===== Input =====

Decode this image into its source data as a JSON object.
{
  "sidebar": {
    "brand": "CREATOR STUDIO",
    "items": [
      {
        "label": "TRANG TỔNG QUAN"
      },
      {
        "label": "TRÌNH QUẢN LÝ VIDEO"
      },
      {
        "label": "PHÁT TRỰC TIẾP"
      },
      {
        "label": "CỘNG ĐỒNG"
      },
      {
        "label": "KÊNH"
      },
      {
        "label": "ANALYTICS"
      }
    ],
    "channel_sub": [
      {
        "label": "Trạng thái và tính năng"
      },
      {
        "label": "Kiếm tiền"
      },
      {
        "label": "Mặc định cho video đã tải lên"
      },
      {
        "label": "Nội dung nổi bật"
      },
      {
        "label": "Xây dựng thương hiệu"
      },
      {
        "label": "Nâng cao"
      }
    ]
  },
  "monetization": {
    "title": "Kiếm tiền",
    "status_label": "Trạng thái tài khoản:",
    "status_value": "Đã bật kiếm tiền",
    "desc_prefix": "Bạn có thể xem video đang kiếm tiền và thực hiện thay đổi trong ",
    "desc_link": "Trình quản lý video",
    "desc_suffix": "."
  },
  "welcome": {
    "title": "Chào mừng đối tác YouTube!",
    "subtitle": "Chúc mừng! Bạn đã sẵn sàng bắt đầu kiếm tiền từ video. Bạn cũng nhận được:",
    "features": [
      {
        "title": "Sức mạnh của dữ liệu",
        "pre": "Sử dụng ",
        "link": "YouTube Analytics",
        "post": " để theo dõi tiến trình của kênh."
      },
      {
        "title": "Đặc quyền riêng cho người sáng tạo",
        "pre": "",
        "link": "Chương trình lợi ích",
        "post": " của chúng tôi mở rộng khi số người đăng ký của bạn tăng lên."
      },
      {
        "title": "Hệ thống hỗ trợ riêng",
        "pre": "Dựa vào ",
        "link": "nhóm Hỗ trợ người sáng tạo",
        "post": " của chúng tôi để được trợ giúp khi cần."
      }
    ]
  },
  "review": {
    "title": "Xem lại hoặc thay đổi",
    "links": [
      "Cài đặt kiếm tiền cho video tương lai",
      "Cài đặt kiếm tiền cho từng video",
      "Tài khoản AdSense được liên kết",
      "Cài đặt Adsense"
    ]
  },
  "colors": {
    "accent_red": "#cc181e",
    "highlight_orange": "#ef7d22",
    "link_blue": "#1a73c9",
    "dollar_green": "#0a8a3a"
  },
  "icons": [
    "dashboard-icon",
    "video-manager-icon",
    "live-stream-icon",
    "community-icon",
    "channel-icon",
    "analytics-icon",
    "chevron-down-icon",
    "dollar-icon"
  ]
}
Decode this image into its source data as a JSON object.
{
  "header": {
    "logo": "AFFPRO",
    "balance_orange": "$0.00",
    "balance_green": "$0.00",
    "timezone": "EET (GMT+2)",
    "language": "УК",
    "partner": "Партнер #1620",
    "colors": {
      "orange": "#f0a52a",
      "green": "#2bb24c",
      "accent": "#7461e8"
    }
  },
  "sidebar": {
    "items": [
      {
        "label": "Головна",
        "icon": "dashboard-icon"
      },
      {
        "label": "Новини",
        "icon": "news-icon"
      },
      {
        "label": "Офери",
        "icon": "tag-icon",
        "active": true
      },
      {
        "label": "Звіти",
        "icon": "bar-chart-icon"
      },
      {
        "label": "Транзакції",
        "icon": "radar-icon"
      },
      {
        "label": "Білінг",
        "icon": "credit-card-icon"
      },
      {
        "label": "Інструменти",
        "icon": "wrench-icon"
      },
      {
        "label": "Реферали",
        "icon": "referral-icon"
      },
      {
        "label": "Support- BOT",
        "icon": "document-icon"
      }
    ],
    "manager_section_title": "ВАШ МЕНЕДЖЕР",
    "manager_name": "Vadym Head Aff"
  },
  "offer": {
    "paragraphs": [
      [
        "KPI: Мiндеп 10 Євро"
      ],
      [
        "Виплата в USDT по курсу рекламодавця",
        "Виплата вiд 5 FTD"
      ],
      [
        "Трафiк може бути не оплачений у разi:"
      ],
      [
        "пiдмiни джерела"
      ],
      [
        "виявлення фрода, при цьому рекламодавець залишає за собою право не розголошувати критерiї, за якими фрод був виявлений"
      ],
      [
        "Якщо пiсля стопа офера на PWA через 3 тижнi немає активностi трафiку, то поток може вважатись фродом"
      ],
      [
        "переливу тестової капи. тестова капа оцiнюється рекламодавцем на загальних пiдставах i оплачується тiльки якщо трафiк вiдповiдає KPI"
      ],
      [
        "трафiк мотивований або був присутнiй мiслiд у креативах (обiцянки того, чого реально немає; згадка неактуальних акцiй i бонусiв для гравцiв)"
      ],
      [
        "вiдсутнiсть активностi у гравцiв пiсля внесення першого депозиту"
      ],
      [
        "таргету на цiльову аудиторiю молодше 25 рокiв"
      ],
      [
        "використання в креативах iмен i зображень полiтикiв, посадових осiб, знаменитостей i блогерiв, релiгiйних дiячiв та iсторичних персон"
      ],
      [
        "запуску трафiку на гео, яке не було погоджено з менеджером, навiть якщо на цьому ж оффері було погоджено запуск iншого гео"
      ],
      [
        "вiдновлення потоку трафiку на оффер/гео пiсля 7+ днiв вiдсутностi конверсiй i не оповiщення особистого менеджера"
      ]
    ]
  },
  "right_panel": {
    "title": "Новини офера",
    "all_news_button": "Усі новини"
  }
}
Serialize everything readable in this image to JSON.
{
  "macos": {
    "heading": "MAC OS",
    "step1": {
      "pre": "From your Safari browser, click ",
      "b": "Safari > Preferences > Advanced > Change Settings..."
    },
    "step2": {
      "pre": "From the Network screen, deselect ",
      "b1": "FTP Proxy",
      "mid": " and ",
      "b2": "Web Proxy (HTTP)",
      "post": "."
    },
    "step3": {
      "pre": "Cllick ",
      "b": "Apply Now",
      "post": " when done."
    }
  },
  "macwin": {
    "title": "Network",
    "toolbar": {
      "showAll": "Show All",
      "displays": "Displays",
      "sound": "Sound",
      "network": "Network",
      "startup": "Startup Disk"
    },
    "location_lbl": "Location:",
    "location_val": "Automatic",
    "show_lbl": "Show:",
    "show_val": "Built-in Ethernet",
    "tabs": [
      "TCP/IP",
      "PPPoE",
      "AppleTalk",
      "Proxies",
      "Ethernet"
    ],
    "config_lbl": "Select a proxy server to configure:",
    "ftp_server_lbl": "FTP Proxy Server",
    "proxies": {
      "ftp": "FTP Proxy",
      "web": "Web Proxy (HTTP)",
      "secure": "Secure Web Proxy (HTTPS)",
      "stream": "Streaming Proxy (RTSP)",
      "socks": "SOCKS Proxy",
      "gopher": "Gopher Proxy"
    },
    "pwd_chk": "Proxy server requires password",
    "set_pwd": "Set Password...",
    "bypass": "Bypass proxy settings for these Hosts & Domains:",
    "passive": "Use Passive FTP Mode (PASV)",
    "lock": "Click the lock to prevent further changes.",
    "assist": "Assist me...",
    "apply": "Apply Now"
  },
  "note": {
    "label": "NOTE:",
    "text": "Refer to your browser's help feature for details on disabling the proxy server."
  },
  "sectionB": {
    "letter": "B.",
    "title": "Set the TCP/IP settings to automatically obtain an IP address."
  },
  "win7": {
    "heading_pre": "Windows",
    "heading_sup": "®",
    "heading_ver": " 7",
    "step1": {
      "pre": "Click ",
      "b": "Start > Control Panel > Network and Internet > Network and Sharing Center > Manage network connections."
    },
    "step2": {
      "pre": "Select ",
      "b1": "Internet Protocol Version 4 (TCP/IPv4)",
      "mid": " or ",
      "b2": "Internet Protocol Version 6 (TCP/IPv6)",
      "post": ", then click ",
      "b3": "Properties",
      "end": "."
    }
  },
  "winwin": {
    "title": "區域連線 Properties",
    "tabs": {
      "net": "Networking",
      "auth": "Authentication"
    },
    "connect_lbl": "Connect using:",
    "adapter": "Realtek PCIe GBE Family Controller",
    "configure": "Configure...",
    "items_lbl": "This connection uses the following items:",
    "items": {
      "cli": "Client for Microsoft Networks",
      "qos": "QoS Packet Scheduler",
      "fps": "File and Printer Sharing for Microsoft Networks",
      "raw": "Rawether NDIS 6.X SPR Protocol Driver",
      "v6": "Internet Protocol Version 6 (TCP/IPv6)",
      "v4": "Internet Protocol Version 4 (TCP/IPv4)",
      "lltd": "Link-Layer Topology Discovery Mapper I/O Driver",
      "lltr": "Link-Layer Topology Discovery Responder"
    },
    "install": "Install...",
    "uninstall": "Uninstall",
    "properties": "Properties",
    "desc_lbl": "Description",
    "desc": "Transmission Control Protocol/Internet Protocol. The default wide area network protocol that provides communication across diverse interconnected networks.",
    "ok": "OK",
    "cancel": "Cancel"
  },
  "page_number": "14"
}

=====

Work to complete:
Copy all lines from the material that hold "Safari".

Task output:
      "pre": "From your Safari browser, click ",
      "b": "Safari > Preferences > Advanced > Change Settings..."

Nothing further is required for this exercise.